### What the exercise asks
Return each line containing "JSON".

### Available data

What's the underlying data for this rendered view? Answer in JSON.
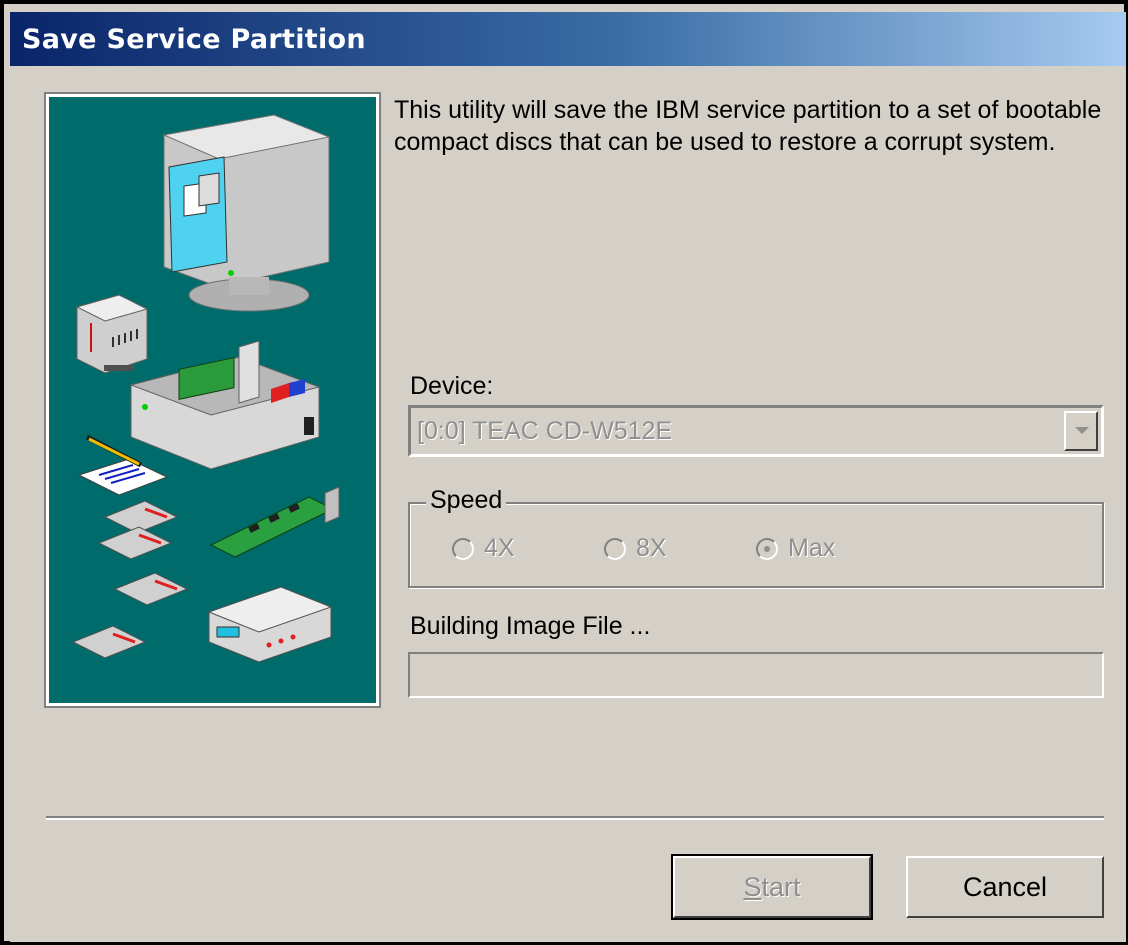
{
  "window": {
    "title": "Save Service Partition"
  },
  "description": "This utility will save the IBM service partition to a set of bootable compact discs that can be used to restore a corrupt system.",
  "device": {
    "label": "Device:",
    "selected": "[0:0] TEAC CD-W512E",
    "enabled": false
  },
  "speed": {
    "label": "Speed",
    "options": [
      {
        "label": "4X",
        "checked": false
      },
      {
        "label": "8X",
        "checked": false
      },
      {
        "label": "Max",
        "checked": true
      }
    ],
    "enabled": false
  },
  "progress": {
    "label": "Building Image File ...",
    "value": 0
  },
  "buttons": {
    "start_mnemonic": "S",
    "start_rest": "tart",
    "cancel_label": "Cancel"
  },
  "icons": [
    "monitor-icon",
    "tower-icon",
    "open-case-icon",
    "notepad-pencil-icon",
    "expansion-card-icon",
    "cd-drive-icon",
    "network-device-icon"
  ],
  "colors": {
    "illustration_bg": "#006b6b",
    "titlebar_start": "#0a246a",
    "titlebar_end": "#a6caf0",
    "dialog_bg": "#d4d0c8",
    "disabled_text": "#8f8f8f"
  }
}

* * *

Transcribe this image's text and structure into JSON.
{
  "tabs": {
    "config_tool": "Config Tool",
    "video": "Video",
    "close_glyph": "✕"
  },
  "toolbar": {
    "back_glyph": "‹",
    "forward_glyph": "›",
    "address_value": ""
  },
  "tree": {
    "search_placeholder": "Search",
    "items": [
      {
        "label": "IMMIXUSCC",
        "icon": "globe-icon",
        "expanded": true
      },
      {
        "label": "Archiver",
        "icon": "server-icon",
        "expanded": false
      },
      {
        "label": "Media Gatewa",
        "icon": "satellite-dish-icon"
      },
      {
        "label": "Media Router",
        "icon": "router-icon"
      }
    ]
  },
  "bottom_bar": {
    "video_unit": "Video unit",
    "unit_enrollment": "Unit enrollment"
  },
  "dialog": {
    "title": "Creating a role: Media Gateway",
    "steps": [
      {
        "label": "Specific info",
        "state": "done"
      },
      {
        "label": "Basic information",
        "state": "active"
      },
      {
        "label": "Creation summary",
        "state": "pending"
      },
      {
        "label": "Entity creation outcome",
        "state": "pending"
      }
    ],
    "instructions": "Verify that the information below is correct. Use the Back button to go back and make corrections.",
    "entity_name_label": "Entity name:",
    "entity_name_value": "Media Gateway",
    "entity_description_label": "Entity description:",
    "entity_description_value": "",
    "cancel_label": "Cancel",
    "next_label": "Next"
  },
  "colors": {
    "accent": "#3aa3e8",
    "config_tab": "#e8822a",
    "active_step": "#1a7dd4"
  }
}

### Correct response
What's the underlying data for this rendered view? Answer in JSON.
Transcribe this image's text and structure into JSON.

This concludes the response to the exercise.